> DATA FOR THE TASK:
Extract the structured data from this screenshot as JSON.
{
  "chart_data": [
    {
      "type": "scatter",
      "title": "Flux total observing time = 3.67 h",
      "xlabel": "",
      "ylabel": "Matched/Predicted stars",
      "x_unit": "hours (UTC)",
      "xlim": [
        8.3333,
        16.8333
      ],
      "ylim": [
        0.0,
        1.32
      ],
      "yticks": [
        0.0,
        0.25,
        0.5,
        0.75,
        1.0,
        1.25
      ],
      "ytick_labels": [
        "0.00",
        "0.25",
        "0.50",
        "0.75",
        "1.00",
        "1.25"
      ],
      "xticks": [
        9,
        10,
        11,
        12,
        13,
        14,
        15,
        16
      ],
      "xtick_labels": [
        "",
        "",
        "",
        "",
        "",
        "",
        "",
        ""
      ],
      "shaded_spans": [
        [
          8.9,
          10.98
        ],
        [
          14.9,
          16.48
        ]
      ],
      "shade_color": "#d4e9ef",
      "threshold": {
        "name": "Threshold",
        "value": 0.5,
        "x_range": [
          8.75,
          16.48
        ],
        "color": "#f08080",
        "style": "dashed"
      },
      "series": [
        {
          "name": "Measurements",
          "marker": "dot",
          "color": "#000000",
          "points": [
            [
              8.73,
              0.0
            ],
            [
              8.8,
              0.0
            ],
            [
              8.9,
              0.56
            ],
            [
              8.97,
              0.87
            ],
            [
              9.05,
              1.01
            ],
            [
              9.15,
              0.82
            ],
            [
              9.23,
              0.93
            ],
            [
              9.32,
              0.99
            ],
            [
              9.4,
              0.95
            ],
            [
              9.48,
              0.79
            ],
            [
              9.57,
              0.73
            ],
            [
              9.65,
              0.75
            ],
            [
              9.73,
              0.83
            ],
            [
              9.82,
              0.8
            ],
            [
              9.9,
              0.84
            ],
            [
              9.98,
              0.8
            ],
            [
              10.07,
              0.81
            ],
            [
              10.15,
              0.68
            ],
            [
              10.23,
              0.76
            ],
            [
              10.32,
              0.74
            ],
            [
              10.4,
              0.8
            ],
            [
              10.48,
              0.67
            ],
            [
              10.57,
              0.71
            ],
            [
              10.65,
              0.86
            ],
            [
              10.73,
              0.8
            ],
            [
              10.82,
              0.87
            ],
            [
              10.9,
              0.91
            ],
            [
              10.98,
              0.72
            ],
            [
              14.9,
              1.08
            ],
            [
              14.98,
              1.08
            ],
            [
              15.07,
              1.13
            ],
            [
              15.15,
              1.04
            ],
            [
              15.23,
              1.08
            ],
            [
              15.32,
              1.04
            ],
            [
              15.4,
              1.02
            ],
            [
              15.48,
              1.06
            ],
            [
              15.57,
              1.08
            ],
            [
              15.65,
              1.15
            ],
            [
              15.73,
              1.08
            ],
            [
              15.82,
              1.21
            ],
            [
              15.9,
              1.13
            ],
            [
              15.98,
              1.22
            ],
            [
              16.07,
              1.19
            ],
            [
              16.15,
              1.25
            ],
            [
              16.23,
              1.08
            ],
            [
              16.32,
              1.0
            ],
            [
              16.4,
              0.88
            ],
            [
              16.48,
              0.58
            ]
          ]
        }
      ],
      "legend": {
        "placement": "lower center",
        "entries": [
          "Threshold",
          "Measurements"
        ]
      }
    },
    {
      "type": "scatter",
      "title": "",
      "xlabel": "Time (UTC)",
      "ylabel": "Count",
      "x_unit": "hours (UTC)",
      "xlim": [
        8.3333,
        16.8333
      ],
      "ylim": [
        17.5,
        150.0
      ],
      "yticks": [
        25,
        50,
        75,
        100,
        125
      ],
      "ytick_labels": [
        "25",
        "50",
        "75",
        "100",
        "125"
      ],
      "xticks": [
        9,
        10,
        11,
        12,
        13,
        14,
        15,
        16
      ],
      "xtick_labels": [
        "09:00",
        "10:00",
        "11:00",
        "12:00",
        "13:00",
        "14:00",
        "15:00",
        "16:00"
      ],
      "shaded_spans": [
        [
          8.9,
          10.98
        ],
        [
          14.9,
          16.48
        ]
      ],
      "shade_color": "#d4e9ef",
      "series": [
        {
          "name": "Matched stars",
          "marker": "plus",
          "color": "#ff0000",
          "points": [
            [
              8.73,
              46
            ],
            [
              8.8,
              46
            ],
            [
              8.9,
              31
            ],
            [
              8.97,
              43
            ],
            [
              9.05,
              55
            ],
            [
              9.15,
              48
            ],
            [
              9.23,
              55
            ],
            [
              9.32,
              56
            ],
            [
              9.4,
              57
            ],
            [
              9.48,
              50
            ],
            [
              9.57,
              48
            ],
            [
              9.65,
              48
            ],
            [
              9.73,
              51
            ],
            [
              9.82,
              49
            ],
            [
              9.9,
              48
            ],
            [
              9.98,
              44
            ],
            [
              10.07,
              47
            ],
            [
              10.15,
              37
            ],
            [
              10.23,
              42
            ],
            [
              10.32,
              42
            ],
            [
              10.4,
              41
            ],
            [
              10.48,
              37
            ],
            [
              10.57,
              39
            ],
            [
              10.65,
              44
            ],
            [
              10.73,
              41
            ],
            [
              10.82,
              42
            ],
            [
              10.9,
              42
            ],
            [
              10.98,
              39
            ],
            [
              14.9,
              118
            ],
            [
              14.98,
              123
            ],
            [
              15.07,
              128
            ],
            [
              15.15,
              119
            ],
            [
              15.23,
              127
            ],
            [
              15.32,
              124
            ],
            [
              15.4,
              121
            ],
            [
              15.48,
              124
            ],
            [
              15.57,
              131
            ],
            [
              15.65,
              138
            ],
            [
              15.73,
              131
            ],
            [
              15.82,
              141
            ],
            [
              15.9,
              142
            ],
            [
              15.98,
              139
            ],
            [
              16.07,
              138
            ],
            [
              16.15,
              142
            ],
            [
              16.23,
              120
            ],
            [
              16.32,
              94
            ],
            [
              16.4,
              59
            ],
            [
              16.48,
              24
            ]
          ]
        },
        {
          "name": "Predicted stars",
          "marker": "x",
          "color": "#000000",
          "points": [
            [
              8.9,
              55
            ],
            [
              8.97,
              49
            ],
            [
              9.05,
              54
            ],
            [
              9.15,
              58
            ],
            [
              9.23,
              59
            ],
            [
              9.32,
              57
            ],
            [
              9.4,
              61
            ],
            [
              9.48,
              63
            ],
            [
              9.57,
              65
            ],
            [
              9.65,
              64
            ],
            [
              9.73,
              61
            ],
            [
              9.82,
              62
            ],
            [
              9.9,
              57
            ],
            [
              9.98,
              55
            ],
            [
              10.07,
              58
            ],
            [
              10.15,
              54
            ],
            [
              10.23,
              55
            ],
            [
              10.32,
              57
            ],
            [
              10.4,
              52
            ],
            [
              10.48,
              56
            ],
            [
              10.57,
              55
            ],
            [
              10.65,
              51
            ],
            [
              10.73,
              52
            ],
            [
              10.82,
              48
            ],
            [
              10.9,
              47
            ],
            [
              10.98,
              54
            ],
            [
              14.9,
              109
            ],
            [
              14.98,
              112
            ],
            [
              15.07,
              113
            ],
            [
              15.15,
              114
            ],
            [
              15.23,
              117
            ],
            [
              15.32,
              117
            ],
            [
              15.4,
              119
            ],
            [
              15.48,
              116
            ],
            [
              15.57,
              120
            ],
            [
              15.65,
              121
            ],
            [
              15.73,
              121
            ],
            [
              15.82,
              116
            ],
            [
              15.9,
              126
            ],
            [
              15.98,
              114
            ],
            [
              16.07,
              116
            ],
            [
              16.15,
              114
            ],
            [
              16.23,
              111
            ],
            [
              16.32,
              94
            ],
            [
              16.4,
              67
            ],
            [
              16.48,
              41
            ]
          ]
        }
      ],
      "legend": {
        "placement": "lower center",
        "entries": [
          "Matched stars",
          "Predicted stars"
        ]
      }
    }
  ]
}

> WHAT YOU HAVE TO DO: Copy down every line of the material above that includes the string "Predicted".

> COMPLETE ANSWER:
      "ylabel": "Matched/Predicted stars",
          "name": "Predicted stars",
          "Predicted stars"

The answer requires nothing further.